_What you will do:_ Reproduce all entries precisely as they are written.

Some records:
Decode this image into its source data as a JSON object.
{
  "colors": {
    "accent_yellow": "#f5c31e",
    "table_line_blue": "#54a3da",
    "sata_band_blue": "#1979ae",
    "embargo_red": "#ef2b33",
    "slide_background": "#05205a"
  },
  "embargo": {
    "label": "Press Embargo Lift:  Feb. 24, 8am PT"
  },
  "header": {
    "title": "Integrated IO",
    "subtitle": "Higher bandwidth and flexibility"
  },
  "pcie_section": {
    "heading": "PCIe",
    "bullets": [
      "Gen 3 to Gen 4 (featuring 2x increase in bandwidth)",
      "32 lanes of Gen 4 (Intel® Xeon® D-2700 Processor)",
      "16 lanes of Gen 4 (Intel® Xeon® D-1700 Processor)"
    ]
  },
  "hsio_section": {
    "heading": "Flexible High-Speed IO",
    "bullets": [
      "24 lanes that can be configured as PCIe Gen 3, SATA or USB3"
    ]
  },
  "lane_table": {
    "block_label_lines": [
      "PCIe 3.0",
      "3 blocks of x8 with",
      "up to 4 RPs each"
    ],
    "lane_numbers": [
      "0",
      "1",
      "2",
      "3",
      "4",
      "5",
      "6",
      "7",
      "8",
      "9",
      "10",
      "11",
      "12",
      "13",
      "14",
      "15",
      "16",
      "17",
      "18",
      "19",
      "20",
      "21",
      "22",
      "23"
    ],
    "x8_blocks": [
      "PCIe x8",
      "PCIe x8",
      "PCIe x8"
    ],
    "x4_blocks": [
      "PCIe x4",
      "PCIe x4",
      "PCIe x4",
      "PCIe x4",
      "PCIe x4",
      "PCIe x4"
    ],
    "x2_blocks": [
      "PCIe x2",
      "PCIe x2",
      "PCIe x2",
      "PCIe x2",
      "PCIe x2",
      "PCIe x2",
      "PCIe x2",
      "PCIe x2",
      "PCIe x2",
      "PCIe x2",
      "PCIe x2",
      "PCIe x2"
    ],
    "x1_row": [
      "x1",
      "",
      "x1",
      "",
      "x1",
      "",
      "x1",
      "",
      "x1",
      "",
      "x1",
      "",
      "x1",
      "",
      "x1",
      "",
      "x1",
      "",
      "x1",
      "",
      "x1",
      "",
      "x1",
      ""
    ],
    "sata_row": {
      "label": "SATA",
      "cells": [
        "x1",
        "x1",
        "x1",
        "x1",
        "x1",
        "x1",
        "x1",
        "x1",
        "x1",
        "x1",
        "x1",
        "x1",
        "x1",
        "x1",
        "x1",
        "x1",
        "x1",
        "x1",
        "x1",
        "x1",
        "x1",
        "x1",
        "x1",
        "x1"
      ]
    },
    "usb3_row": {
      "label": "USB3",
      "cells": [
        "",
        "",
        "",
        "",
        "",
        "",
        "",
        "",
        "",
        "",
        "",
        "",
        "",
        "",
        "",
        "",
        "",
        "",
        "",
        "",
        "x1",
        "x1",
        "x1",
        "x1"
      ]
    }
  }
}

_Complete answer:_
Decode this image into its source data as a JSON object.
{
  "colors": {
    "accent_yellow": "#f5c31e",
    "table_line_blue": "#54a3da",
    "sata_band_blue": "#1979ae",
    "embargo_red": "#ef2b33",
    "slide_background": "#05205a"
  },
  "embargo": {
    "label": "Press Embargo Lift:  Feb. 24, 8am PT"
  },
  "header": {
    "title": "Integrated IO",
    "subtitle": "Higher bandwidth and flexibility"
  },
  "pcie_section": {
    "heading": "PCIe",
    "bullets": [
      "Gen 3 to Gen 4 (featuring 2x increase in bandwidth)",
      "32 lanes of Gen 4 (Intel® Xeon® D-2700 Processor)",
      "16 lanes of Gen 4 (Intel® Xeon® D-1700 Processor)"
    ]
  },
  "hsio_section": {
    "heading": "Flexible High-Speed IO",
    "bullets": [
      "24 lanes that can be configured as PCIe Gen 3, SATA or USB3"
    ]
  },
  "lane_table": {
    "block_label_lines": [
      "PCIe 3.0",
      "3 blocks of x8 with",
      "up to 4 RPs each"
    ],
    "lane_numbers": [
      "0",
      "1",
      "2",
      "3",
      "4",
      "5",
      "6",
      "7",
      "8",
      "9",
      "10",
      "11",
      "12",
      "13",
      "14",
      "15",
      "16",
      "17",
      "18",
      "19",
      "20",
      "21",
      "22",
      "23"
    ],
    "x8_blocks": [
      "PCIe x8",
      "PCIe x8",
      "PCIe x8"
    ],
    "x4_blocks": [
      "PCIe x4",
      "PCIe x4",
      "PCIe x4",
      "PCIe x4",
      "PCIe x4",
      "PCIe x4"
    ],
    "x2_blocks": [
      "PCIe x2",
      "PCIe x2",
      "PCIe x2",
      "PCIe x2",
      "PCIe x2",
      "PCIe x2",
      "PCIe x2",
      "PCIe x2",
      "PCIe x2",
      "PCIe x2",
      "PCIe x2",
      "PCIe x2"
    ],
    "x1_row": [
      "x1",
      "",
      "x1",
      "",
      "x1",
      "",
      "x1",
      "",
      "x1",
      "",
      "x1",
      "",
      "x1",
      "",
      "x1",
      "",
      "x1",
      "",
      "x1",
      "",
      "x1",
      "",
      "x1",
      ""
    ],
    "sata_row": {
      "label": "SATA",
      "cells": [
        "x1",
        "x1",
        "x1",
        "x1",
        "x1",
        "x1",
        "x1",
        "x1",
        "x1",
        "x1",
        "x1",
        "x1",
        "x1",
        "x1",
        "x1",
        "x1",
        "x1",
        "x1",
        "x1",
        "x1",
        "x1",
        "x1",
        "x1",
        "x1"
      ]
    },
    "usb3_row": {
      "label": "USB3",
      "cells": [
        "",
        "",
        "",
        "",
        "",
        "",
        "",
        "",
        "",
        "",
        "",
        "",
        "",
        "",
        "",
        "",
        "",
        "",
        "",
        "",
        "x1",
        "x1",
        "x1",
        "x1"
      ]
    }
  }
}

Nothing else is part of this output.